→ What you have to do
Copy the data exactly as it appears, and do not include any pictures.

→ Part of a data file
/---
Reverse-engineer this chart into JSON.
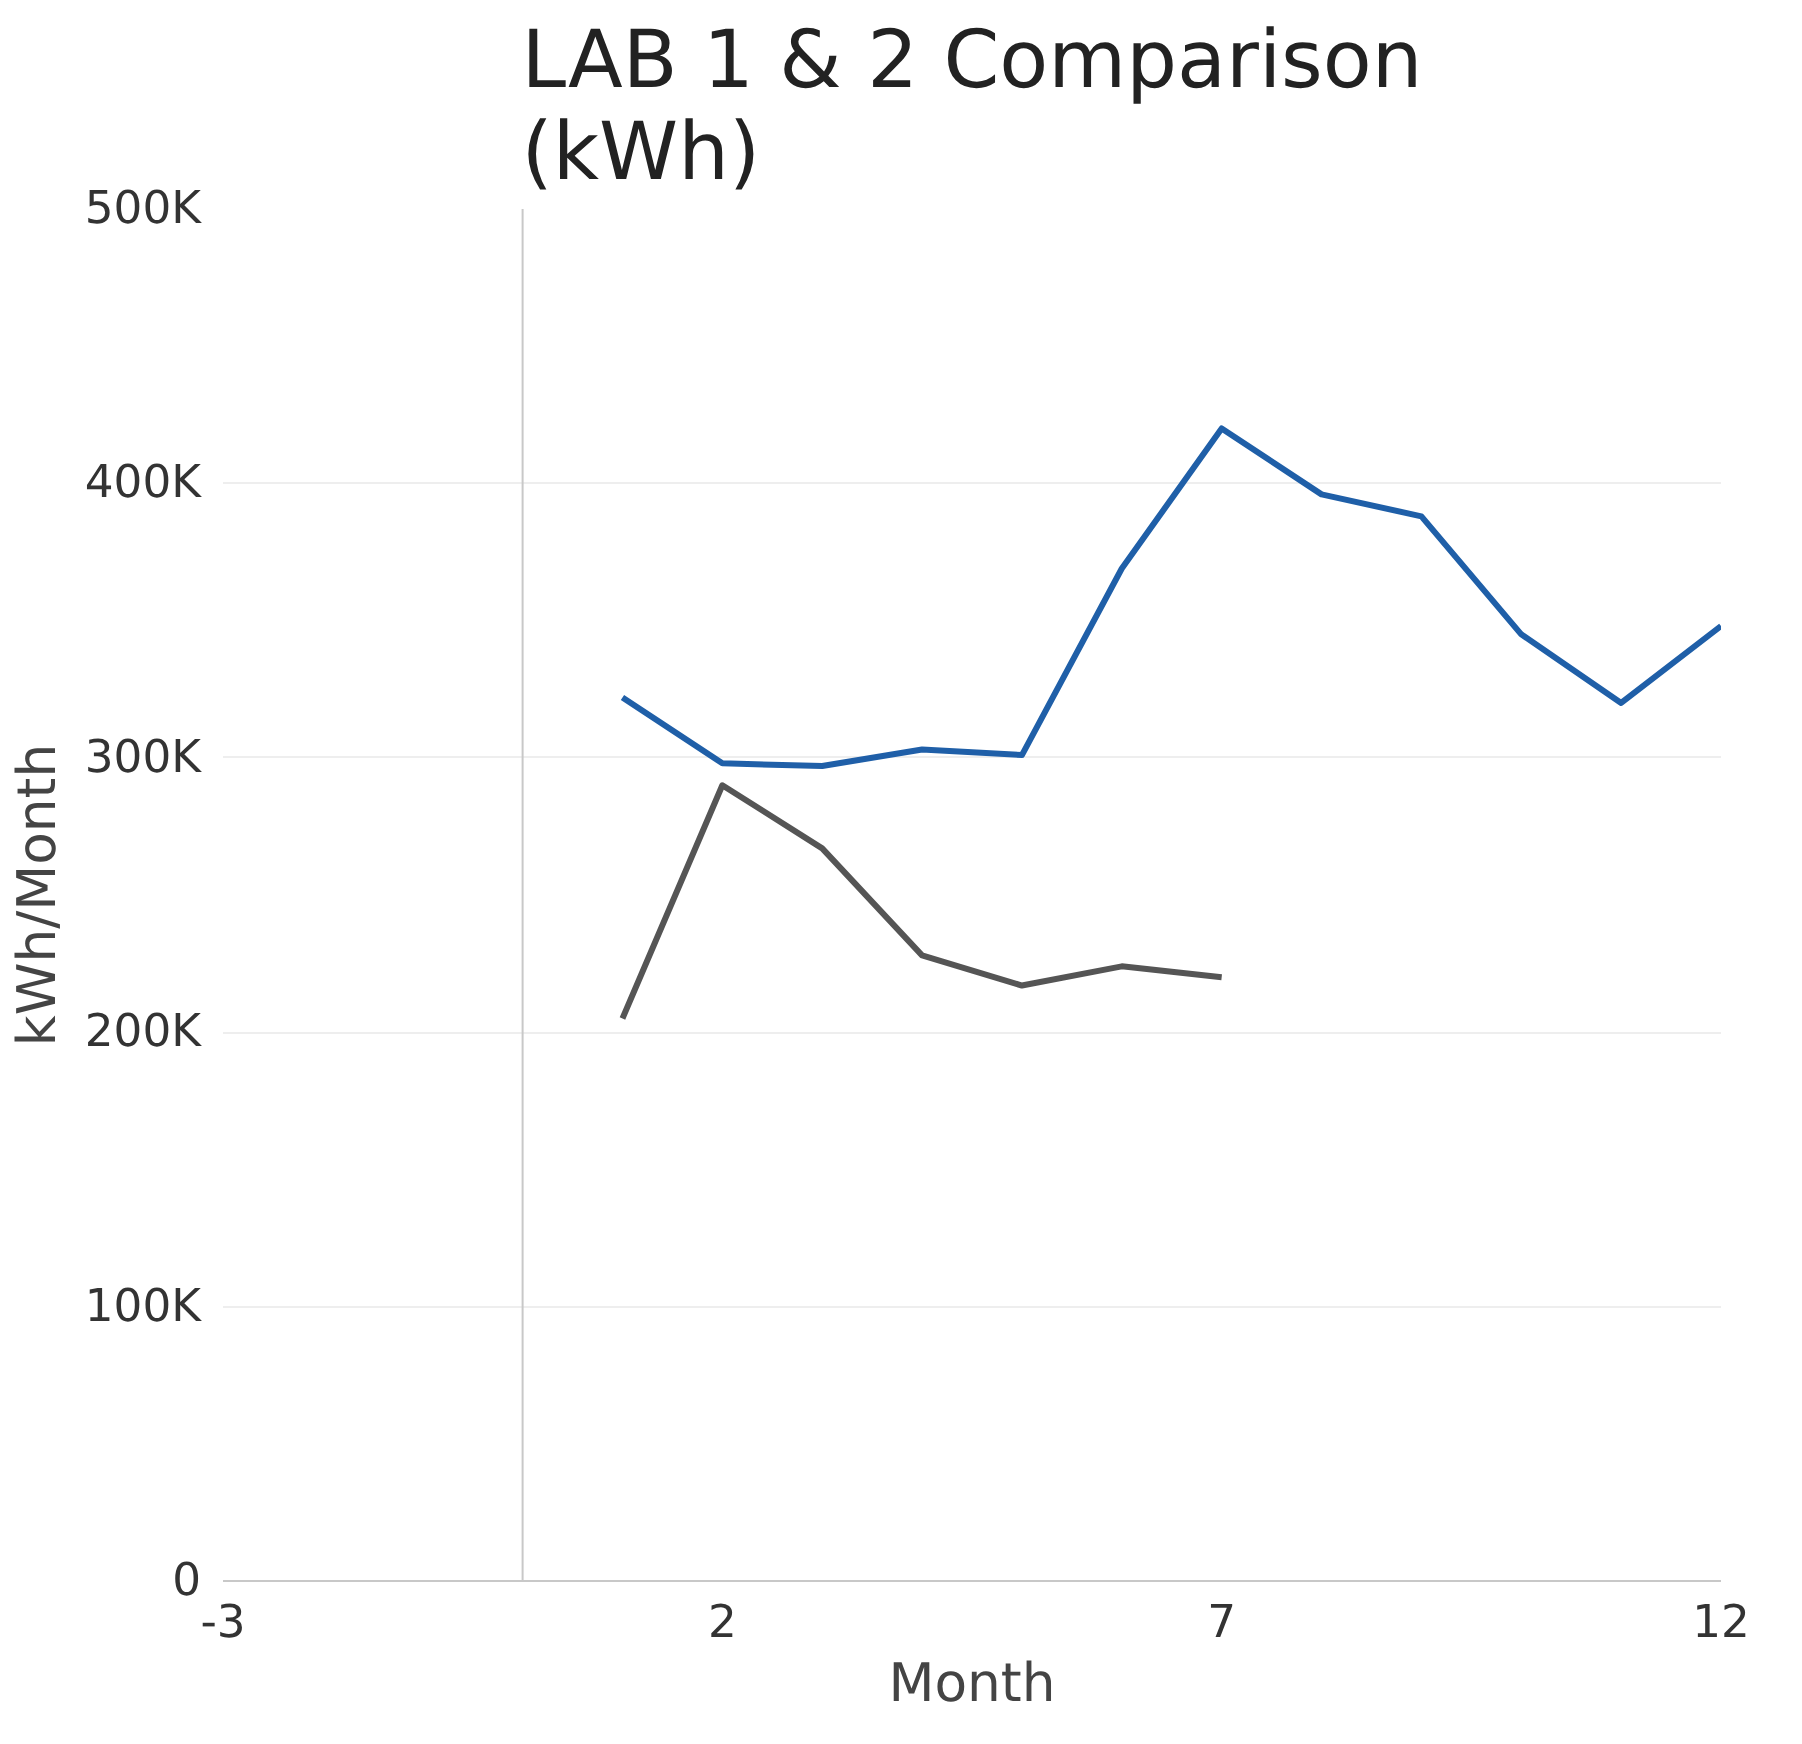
{
  "chart_data": {
    "type": "line",
    "title": "LAB 1 & 2 Comparison\n(kWh)",
    "xlabel": "Month",
    "ylabel": "kWh/Month",
    "xlim": [
      -3,
      12
    ],
    "xticks": [
      -3,
      2,
      7,
      12
    ],
    "ylim": [
      0,
      500000
    ],
    "yticks": [
      {
        "value": 0,
        "label": "0"
      },
      {
        "value": 100000,
        "label": "100K"
      },
      {
        "value": 200000,
        "label": "200K"
      },
      {
        "value": 300000,
        "label": "300K"
      },
      {
        "value": 400000,
        "label": "400K"
      },
      {
        "value": 500000,
        "label": "500K"
      }
    ],
    "grid": "y",
    "ref_lines": [
      {
        "axis": "x",
        "value": 0,
        "color": "#c8c8c8"
      }
    ],
    "series": [
      {
        "color": "#1f5fa8",
        "x": [
          1,
          2,
          3,
          4,
          5,
          6,
          7,
          8,
          9,
          10,
          11,
          12
        ],
        "values": [
          322000,
          298000,
          297000,
          303000,
          301000,
          369000,
          420000,
          396000,
          388000,
          345000,
          320000,
          348000
        ]
      },
      {
        "color": "#555555",
        "x": [
          1,
          2,
          3,
          4,
          5,
          6,
          7
        ],
        "values": [
          205000,
          290000,
          267000,
          228000,
          217000,
          224000,
          220000
        ]
      }
    ]
  }
}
\---
→ Exercise answer
Reverse-engineer this chart into JSON.
{
  "chart_data": {
    "type": "line",
    "title": "LAB 1 & 2 Comparison\n(kWh)",
    "xlabel": "Month",
    "ylabel": "kWh/Month",
    "xlim": [
      -3,
      12
    ],
    "xticks": [
      -3,
      2,
      7,
      12
    ],
    "ylim": [
      0,
      500000
    ],
    "yticks": [
      {
        "value": 0,
        "label": "0"
      },
      {
        "value": 100000,
        "label": "100K"
      },
      {
        "value": 200000,
        "label": "200K"
      },
      {
        "value": 300000,
        "label": "300K"
      },
      {
        "value": 400000,
        "label": "400K"
      },
      {
        "value": 500000,
        "label": "500K"
      }
    ],
    "grid": "y",
    "ref_lines": [
      {
        "axis": "x",
        "value": 0,
        "color": "#c8c8c8"
      }
    ],
    "series": [
      {
        "color": "#1f5fa8",
        "x": [
          1,
          2,
          3,
          4,
          5,
          6,
          7,
          8,
          9,
          10,
          11,
          12
        ],
        "values": [
          322000,
          298000,
          297000,
          303000,
          301000,
          369000,
          420000,
          396000,
          388000,
          345000,
          320000,
          348000
        ]
      },
      {
        "color": "#555555",
        "x": [
          1,
          2,
          3,
          4,
          5,
          6,
          7
        ],
        "values": [
          205000,
          290000,
          267000,
          228000,
          217000,
          224000,
          220000
        ]
      }
    ]
  }
}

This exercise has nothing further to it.